---------- Data for processing ----------

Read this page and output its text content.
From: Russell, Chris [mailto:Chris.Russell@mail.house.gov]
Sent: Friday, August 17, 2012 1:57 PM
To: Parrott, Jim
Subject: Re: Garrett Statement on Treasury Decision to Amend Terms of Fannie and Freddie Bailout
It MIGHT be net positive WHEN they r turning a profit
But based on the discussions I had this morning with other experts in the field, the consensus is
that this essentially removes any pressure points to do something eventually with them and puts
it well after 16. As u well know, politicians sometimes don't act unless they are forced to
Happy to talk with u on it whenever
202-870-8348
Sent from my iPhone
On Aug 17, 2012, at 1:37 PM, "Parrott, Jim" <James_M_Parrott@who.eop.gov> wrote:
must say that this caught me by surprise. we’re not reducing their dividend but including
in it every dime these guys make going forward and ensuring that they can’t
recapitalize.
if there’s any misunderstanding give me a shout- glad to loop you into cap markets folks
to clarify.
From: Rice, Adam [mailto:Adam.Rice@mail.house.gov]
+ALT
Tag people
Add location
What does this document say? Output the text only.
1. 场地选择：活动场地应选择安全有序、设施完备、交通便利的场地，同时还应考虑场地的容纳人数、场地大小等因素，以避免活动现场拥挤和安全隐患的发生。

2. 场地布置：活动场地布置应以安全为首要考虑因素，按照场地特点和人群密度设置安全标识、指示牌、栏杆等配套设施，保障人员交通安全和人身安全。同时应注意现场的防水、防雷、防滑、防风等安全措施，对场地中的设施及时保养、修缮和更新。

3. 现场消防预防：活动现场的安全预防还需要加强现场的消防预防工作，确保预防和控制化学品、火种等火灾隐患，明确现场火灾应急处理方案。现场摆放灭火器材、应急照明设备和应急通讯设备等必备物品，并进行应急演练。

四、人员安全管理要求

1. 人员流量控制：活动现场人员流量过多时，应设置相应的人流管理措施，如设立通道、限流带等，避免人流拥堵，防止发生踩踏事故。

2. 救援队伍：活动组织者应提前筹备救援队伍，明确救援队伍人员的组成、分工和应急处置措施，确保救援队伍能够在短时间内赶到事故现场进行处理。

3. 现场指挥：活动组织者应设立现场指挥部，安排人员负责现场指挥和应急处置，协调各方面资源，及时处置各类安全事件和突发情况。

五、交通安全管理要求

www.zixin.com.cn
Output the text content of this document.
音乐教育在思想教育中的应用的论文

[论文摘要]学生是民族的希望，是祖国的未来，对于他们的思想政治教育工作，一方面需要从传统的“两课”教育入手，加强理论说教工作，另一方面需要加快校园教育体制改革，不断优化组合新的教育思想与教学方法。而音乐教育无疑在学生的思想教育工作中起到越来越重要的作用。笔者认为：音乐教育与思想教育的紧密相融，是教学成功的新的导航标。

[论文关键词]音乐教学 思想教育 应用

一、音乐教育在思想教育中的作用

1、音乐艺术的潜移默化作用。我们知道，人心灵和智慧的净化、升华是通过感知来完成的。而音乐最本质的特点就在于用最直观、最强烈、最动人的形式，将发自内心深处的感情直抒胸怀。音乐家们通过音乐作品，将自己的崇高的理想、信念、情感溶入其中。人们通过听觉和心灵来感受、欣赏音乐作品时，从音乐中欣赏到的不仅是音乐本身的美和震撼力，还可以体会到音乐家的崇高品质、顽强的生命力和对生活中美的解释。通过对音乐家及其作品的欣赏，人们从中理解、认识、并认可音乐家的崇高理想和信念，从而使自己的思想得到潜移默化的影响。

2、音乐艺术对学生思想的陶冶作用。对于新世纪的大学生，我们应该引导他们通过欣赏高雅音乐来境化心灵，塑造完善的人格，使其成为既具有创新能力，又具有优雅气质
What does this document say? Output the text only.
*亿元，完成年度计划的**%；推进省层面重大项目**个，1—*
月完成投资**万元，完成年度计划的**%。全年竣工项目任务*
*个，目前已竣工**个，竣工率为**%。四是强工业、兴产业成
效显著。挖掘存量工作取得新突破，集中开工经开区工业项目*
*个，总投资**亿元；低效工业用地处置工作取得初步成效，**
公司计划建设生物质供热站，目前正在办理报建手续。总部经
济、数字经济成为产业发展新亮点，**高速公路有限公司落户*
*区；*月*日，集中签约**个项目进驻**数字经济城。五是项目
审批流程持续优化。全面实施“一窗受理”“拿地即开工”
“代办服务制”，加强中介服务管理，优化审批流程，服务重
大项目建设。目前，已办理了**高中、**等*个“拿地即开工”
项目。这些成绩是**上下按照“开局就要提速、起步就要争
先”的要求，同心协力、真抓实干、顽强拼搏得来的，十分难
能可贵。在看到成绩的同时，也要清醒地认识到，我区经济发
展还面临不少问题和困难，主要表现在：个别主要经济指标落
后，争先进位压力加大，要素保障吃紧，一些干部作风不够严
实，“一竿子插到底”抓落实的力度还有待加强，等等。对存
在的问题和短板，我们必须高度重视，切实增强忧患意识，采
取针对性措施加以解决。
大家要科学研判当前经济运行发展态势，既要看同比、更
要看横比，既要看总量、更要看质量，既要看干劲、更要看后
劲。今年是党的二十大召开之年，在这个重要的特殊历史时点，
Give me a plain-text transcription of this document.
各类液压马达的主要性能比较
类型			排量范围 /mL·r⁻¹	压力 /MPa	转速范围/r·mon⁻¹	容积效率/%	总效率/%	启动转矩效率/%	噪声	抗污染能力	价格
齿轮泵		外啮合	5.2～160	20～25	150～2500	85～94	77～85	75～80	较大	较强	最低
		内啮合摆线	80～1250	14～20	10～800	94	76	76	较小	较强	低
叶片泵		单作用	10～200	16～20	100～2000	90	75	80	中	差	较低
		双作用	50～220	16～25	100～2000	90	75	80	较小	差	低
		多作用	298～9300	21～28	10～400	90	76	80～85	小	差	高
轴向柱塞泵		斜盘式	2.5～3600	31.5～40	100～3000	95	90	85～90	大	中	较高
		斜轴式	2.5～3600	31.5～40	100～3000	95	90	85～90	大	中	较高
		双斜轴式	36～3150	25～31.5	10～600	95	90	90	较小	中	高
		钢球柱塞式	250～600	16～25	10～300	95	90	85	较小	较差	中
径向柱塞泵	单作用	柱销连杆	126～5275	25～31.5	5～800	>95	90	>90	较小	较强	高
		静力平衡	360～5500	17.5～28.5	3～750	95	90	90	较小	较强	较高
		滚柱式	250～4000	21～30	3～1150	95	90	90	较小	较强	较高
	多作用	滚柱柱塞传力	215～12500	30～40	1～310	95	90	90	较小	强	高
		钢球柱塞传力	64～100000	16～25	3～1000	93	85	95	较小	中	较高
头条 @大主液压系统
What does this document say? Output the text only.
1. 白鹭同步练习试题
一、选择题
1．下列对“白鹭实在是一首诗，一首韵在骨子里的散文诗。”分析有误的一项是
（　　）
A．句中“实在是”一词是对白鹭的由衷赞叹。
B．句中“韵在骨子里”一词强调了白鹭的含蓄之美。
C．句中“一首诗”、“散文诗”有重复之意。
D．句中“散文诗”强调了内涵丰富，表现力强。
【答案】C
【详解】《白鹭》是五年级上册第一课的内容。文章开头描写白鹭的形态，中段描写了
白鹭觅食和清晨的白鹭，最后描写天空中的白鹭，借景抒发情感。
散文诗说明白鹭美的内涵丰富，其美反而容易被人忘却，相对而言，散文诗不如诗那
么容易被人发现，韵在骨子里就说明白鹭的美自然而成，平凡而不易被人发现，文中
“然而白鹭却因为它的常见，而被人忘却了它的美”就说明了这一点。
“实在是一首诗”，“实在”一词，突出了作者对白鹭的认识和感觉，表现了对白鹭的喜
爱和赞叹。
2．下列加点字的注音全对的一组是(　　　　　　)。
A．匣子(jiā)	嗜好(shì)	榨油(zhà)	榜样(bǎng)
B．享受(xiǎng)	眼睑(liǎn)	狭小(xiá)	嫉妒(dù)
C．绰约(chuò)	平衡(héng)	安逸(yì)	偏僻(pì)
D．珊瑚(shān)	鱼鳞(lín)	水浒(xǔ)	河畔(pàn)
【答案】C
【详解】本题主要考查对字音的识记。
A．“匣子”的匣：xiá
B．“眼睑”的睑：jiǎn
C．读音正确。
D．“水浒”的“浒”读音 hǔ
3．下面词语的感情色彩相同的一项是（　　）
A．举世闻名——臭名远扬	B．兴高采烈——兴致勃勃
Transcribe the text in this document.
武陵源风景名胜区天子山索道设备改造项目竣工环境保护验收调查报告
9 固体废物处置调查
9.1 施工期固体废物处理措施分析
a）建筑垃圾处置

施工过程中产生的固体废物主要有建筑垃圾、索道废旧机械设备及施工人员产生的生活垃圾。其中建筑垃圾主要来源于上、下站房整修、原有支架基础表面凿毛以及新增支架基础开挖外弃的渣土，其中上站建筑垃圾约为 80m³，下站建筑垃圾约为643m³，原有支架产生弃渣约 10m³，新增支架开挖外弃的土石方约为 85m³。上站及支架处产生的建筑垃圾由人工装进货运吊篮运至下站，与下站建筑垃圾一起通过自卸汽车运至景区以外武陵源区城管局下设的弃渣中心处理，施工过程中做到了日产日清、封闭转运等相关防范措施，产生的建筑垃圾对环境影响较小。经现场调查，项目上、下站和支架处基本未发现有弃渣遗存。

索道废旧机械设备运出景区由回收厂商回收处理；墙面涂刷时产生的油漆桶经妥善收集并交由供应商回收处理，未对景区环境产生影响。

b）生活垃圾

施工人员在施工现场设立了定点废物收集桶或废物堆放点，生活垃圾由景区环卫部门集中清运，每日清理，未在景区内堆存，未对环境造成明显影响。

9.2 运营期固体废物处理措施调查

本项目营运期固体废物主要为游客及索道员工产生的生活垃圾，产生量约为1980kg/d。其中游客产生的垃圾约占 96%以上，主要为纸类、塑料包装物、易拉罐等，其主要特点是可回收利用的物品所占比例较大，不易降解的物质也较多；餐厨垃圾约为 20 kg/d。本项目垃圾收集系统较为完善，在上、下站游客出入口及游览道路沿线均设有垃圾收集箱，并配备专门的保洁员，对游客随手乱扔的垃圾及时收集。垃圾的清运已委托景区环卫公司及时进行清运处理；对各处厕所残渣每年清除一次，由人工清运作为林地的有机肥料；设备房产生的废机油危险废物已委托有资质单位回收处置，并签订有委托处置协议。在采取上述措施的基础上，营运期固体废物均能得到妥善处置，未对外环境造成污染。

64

----------

§ **Exercise brief**
From the listing above, copy out each line where the word "完成年度计划的" appears.

§ **Exercise solution**
*亿元，完成年度计划的**%；推进省层面重大项目**个，1—*
月完成投资**万元，完成年度计划的**%。全年竣工项目任务*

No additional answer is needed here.